# The task:
Counting only lines that hold "does", give the total and nothing more.

[start of Records provided]

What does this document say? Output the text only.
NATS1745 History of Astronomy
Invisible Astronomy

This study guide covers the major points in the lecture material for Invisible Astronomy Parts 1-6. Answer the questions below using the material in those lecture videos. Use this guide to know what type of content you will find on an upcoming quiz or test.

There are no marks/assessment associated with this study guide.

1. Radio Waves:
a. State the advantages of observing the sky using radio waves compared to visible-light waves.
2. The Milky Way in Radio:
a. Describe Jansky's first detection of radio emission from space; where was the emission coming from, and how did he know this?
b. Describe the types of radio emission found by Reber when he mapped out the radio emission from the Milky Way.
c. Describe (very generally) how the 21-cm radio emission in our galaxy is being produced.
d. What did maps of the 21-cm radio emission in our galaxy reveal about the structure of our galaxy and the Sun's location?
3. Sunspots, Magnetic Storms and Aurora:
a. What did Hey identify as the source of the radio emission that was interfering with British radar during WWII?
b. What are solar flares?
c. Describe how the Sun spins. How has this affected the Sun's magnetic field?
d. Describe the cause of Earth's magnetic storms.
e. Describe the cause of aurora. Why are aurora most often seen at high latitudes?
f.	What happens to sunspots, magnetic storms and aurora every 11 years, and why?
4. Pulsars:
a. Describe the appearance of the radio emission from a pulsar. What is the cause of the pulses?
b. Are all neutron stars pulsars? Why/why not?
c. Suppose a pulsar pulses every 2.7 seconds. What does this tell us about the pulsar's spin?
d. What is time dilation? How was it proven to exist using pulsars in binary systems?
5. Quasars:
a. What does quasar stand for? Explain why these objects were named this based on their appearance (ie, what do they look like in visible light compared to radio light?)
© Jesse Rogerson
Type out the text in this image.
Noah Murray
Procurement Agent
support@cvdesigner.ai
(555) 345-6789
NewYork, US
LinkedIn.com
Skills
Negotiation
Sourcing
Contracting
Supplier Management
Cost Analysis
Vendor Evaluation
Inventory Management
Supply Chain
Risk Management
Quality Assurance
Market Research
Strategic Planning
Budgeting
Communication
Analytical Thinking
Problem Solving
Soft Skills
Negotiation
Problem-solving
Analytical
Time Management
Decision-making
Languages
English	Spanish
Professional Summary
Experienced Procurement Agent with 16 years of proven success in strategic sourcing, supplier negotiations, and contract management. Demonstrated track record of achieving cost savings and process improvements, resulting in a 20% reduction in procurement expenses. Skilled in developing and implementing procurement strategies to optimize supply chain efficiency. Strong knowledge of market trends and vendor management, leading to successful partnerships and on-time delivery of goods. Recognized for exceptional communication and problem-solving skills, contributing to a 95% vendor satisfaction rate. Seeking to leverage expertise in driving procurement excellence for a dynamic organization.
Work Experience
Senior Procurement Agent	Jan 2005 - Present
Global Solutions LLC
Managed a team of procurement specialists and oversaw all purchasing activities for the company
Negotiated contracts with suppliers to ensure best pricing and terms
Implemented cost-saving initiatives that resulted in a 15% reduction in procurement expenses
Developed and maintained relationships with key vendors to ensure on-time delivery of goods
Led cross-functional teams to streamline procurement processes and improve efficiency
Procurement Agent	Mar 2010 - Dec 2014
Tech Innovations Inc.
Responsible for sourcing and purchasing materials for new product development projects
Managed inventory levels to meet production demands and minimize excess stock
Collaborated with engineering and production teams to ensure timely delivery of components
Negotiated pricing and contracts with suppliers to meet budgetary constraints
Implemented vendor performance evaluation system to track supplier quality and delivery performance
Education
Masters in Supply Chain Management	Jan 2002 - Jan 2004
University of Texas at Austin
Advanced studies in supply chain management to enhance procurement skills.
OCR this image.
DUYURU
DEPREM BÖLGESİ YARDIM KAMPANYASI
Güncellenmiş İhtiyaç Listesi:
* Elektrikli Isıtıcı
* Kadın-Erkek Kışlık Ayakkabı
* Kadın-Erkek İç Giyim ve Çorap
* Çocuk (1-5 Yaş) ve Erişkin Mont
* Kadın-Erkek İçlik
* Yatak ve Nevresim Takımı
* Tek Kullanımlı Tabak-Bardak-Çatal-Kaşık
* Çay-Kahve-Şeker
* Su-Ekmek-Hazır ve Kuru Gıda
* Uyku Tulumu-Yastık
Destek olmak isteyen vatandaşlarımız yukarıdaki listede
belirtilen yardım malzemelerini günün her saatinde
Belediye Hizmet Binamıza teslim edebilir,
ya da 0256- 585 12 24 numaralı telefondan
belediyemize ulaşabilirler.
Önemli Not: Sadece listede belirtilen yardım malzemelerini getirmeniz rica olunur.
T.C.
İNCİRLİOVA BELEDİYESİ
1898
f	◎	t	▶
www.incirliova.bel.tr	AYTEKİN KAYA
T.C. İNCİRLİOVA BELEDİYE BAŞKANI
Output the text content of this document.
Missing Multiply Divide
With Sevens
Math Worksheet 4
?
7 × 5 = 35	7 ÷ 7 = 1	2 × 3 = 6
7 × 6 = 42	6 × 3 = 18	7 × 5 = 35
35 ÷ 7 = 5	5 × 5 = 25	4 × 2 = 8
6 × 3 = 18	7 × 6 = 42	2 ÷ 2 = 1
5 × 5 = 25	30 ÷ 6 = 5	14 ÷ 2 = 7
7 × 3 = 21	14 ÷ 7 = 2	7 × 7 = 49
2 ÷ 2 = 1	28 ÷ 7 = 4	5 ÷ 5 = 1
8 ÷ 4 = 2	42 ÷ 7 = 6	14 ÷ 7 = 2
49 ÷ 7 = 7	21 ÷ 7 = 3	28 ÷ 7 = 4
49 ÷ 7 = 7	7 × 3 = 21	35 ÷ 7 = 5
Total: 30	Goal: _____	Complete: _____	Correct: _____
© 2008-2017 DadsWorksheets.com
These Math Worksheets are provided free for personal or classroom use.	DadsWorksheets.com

[end of Records provided]

# The answer:
3